**EXERCISE**
Copy out each line of the data holding "show".

----------------

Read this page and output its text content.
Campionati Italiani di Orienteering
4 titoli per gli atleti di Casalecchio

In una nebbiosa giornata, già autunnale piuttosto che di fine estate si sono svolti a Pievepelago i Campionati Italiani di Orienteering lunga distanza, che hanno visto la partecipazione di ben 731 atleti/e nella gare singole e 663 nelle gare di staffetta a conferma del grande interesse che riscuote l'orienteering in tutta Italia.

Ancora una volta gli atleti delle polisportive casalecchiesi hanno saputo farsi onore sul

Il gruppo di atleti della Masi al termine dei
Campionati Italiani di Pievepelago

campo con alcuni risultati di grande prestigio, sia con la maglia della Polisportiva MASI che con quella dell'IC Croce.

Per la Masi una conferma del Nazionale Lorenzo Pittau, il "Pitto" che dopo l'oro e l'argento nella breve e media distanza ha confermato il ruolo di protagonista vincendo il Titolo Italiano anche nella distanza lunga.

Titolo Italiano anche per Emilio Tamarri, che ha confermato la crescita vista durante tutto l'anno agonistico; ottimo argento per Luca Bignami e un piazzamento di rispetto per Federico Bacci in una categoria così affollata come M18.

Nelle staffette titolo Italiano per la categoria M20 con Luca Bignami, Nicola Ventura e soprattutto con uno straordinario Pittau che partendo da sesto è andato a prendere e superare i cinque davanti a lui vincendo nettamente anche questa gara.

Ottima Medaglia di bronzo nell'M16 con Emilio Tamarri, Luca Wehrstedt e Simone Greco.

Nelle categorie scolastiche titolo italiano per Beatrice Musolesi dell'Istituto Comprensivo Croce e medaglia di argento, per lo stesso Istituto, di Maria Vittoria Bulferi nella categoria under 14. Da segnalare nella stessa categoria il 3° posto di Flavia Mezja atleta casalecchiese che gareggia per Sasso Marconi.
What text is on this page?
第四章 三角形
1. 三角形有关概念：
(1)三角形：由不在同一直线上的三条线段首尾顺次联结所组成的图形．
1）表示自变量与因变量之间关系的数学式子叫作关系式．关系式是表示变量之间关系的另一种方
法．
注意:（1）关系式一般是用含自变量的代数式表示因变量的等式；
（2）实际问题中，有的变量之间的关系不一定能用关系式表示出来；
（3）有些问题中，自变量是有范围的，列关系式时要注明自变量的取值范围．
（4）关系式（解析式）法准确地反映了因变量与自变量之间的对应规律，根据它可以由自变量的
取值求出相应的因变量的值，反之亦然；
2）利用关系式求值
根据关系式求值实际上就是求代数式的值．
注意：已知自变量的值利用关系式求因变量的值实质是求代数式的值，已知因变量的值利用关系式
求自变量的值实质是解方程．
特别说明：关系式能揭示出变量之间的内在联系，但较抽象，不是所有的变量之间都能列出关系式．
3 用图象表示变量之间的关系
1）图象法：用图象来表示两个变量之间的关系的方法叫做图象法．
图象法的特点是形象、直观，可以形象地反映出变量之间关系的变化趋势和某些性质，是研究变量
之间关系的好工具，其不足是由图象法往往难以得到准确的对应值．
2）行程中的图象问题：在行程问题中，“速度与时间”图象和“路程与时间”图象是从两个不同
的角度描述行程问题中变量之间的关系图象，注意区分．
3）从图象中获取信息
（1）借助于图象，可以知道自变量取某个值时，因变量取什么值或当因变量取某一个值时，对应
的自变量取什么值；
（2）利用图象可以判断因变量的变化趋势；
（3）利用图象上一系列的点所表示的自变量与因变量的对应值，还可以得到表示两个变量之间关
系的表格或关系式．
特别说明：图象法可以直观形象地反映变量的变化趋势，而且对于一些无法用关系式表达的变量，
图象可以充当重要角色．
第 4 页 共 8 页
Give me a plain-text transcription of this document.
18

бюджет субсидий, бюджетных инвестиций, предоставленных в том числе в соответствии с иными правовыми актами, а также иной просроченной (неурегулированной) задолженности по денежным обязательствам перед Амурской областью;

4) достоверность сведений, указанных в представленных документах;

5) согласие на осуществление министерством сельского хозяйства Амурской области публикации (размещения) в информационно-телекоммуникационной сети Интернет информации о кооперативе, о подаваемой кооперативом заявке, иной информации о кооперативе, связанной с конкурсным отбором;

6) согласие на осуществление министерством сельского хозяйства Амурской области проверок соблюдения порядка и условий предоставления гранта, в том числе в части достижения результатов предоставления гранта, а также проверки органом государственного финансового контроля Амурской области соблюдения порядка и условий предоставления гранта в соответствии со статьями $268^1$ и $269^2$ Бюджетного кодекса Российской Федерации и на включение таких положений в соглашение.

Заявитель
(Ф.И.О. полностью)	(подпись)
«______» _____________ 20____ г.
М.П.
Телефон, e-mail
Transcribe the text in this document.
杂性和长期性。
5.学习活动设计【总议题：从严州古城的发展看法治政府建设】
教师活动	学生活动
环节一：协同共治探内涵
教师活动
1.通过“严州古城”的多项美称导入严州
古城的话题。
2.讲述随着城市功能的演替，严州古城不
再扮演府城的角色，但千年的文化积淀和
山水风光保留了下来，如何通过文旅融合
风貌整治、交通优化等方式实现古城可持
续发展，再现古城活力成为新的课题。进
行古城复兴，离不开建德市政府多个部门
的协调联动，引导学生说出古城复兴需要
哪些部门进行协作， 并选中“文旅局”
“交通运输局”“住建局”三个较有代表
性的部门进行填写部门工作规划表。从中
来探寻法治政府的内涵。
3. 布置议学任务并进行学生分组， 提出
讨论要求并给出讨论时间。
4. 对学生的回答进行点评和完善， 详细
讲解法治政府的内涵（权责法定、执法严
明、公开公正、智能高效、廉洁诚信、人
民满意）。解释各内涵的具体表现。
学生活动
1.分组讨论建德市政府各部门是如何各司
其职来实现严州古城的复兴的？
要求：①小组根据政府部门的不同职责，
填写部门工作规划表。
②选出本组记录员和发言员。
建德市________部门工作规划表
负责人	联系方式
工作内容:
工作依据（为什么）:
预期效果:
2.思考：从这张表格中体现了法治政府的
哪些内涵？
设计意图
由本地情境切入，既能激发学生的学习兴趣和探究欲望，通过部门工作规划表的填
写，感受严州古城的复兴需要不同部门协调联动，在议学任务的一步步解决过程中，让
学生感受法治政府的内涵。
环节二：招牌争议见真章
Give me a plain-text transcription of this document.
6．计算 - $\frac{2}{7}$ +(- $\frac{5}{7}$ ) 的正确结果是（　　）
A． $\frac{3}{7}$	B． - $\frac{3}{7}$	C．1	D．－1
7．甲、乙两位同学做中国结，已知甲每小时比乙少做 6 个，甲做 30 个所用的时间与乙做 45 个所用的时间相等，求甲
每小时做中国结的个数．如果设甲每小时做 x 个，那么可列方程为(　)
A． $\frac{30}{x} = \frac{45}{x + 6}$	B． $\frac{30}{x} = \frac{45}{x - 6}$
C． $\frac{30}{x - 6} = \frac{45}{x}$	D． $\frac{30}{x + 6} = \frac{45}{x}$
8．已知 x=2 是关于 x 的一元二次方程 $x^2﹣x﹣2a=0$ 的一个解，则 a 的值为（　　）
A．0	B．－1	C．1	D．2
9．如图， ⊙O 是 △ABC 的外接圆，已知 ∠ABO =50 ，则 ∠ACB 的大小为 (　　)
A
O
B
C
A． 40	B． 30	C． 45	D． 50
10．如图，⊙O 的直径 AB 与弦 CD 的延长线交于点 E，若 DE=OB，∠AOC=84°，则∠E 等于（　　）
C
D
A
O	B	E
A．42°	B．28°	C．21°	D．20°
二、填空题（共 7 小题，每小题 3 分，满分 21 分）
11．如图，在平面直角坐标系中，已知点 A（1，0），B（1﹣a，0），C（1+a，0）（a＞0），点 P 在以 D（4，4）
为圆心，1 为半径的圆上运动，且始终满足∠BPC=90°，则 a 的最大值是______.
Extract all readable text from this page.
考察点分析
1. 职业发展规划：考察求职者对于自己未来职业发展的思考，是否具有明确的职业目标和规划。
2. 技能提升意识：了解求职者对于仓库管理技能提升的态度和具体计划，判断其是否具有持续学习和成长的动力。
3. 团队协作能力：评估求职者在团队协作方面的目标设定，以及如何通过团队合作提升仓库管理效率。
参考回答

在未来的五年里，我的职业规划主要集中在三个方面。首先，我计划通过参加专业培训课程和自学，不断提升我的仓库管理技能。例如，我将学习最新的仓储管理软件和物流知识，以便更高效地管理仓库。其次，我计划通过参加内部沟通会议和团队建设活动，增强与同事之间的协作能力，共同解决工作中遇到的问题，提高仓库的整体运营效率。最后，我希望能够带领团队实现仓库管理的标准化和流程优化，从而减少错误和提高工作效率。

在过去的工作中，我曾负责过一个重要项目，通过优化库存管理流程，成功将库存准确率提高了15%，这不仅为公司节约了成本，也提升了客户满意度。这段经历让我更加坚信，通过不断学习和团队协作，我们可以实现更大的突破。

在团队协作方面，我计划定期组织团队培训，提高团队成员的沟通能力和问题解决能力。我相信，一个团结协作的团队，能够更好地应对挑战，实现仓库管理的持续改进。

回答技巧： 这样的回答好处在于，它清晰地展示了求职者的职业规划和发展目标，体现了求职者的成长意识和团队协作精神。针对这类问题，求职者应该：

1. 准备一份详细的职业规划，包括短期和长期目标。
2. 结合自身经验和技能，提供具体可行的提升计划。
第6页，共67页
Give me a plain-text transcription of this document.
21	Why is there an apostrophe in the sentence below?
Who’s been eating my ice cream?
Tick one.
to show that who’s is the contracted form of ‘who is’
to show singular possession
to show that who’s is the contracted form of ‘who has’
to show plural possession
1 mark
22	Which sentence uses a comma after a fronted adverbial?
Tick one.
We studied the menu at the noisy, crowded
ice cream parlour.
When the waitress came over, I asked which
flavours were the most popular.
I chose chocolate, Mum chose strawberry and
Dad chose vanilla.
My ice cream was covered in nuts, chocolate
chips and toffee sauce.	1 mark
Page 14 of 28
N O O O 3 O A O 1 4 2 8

----------------

**TASK OUTPUT**
to show that who’s is the contracted form of ‘who is’
to show singular possession
to show that who’s is the contracted form of ‘who has’
to show plural possession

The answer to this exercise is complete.